Extract all lines in the data that contain the word "this".

^^^^^^^^

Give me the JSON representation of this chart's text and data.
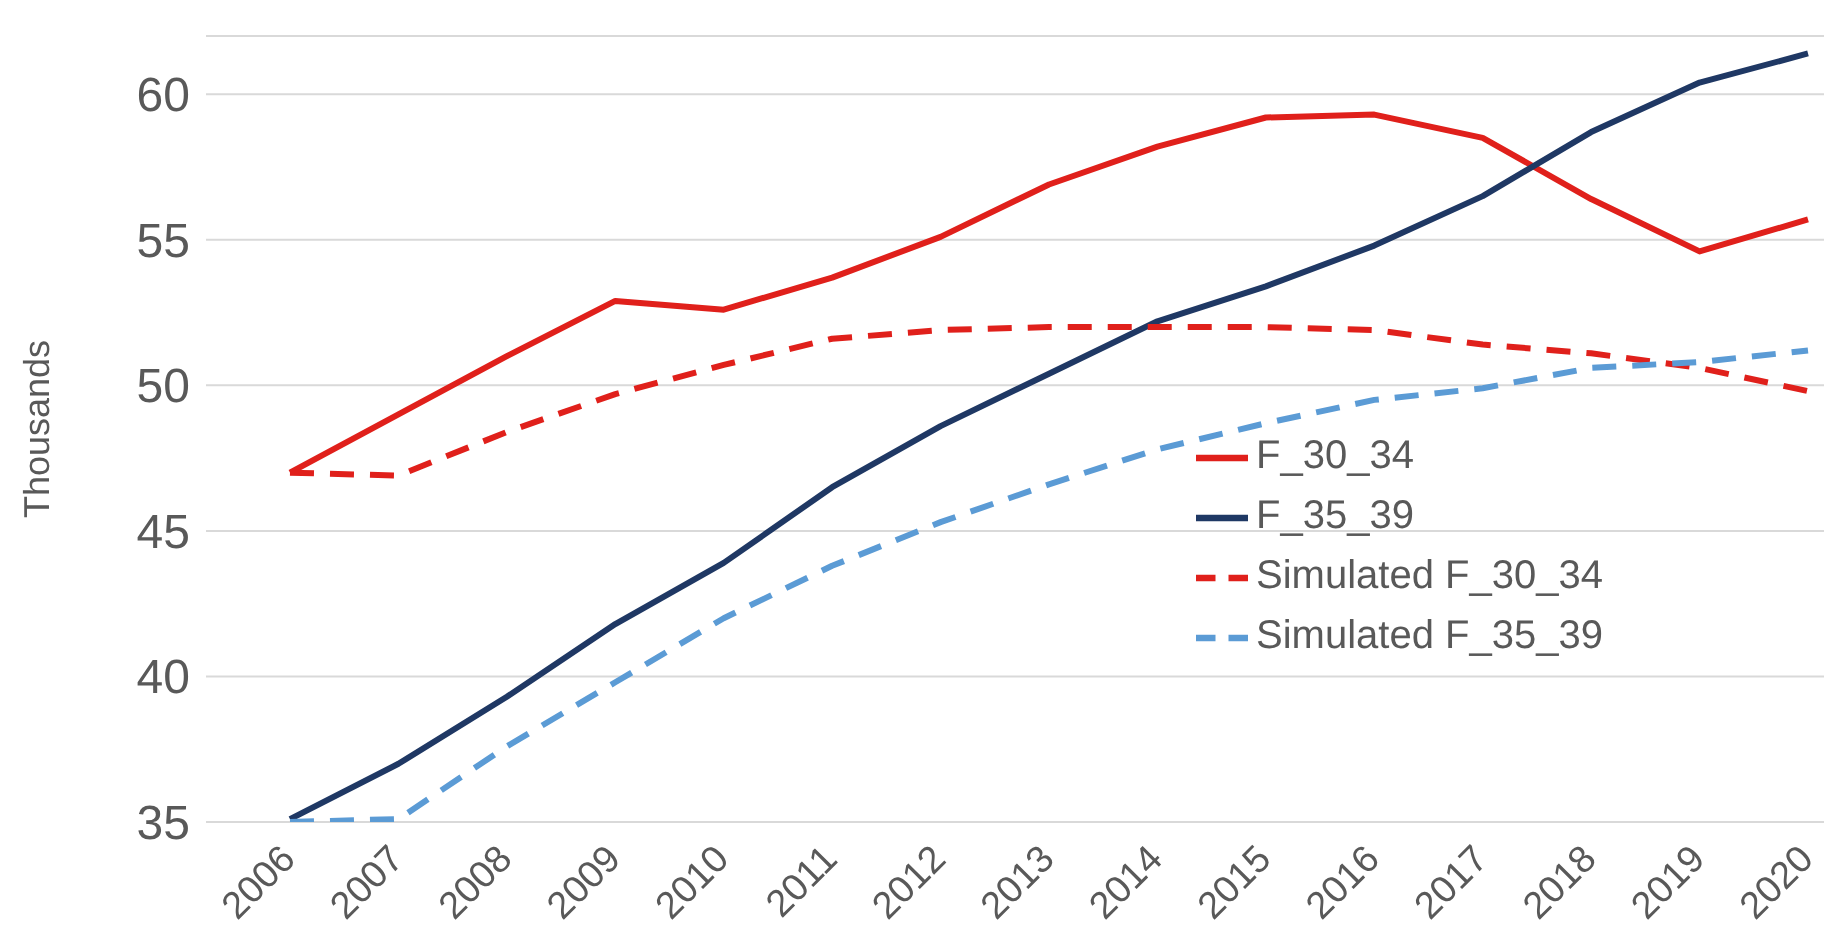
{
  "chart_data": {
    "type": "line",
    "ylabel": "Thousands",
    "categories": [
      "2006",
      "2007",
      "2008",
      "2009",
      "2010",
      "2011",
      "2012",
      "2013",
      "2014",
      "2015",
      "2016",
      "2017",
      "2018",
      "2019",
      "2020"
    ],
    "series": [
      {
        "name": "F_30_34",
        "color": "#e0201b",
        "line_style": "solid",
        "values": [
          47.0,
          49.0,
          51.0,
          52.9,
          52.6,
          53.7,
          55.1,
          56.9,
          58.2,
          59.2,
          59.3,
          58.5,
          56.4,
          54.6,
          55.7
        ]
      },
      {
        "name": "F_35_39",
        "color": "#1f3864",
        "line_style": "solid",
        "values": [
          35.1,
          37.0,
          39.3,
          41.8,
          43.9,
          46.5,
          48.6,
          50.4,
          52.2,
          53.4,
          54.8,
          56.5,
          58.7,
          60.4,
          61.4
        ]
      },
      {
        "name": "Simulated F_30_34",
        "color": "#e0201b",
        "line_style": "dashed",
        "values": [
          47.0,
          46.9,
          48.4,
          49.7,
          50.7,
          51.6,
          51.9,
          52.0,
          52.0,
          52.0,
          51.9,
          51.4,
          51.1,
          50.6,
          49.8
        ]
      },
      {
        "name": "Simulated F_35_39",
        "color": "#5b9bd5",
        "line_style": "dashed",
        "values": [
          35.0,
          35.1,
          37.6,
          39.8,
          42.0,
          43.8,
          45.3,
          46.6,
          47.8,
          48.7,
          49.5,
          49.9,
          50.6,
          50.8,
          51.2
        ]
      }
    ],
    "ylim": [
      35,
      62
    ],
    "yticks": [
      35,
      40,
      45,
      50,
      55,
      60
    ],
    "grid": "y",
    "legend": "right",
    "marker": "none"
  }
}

^^^^^^^^

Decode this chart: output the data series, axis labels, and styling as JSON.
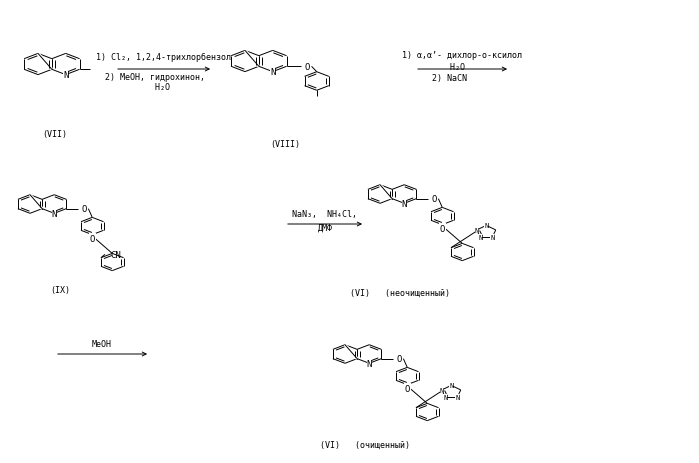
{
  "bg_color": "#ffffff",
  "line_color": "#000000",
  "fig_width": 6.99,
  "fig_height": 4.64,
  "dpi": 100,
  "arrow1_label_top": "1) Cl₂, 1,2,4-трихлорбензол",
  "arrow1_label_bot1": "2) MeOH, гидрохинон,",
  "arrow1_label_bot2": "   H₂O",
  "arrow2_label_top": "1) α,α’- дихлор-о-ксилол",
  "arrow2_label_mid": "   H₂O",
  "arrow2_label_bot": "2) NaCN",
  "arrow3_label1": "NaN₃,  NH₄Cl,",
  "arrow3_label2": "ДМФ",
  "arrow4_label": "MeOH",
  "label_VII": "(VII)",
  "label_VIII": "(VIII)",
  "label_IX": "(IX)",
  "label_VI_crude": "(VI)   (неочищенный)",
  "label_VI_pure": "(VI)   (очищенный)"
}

^^^^^^^^

** Completed task **
Give me the JSON representation of this chart's text and data.
Decode this chart: output the data series, axis labels, and styling as JSON.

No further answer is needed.